START Data lines

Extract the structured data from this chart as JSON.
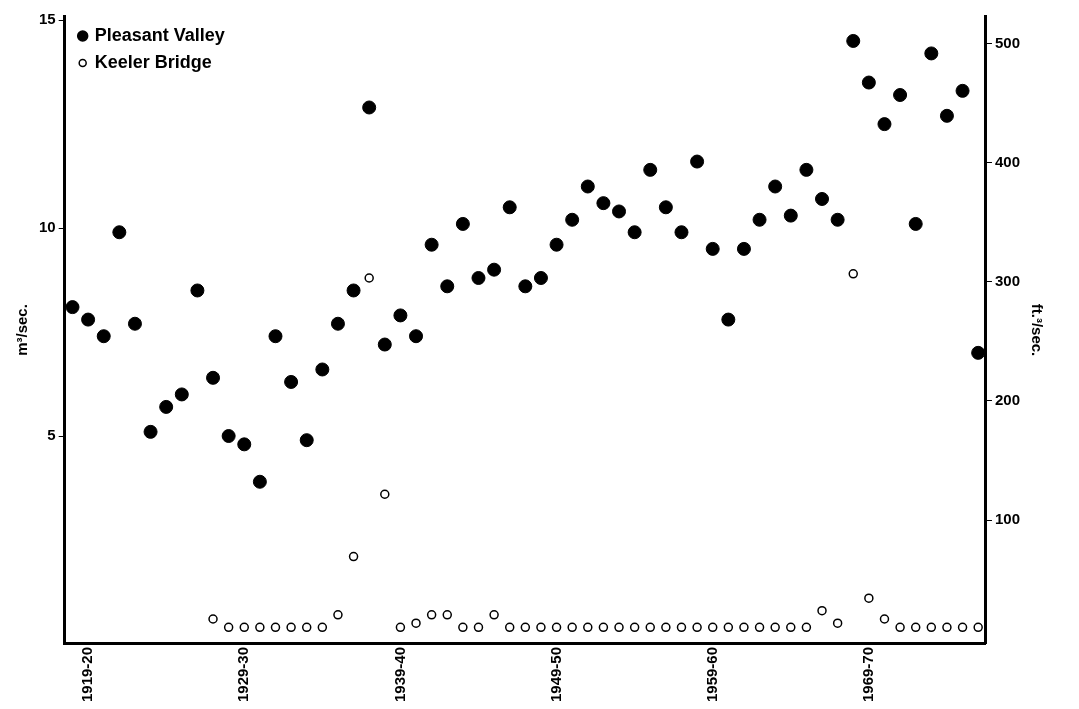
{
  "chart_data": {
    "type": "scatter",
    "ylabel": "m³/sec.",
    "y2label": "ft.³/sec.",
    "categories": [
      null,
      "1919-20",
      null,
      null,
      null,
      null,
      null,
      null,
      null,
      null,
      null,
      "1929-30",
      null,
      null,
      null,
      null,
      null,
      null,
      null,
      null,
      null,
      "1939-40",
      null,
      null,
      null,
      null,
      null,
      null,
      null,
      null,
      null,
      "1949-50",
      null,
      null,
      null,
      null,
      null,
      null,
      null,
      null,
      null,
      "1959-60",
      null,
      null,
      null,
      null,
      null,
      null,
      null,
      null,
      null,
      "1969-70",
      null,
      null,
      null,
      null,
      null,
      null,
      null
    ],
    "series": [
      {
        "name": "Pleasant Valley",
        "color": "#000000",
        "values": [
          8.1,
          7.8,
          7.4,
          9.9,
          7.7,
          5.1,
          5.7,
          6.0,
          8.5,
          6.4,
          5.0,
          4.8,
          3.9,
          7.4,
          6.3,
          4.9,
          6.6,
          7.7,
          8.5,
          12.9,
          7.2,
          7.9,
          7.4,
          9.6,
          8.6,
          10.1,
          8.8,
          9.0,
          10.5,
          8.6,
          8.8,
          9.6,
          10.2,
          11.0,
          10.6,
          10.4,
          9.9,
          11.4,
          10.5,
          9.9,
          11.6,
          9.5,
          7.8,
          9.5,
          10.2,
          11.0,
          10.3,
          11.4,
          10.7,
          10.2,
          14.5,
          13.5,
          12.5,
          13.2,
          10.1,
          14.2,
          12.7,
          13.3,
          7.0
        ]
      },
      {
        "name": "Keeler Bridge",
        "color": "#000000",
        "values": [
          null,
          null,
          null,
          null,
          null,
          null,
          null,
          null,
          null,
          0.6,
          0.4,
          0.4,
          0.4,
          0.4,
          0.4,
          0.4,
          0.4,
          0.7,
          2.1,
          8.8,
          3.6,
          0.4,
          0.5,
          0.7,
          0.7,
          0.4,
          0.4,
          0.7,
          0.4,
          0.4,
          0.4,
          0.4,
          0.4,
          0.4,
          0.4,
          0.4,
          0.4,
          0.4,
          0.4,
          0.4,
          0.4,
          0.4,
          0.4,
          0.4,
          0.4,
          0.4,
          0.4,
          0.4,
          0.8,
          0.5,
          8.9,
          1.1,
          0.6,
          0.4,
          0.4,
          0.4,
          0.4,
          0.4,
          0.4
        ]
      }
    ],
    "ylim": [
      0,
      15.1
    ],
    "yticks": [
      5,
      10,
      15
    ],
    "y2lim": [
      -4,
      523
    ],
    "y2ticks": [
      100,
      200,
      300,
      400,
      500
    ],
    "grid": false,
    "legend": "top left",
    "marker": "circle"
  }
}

END Data lines

• [Directive] All lines above containing the string "name" are to be collected.

• [Expected answer]
        "name": "Pleasant Valley",
        "name": "Keeler Bridge",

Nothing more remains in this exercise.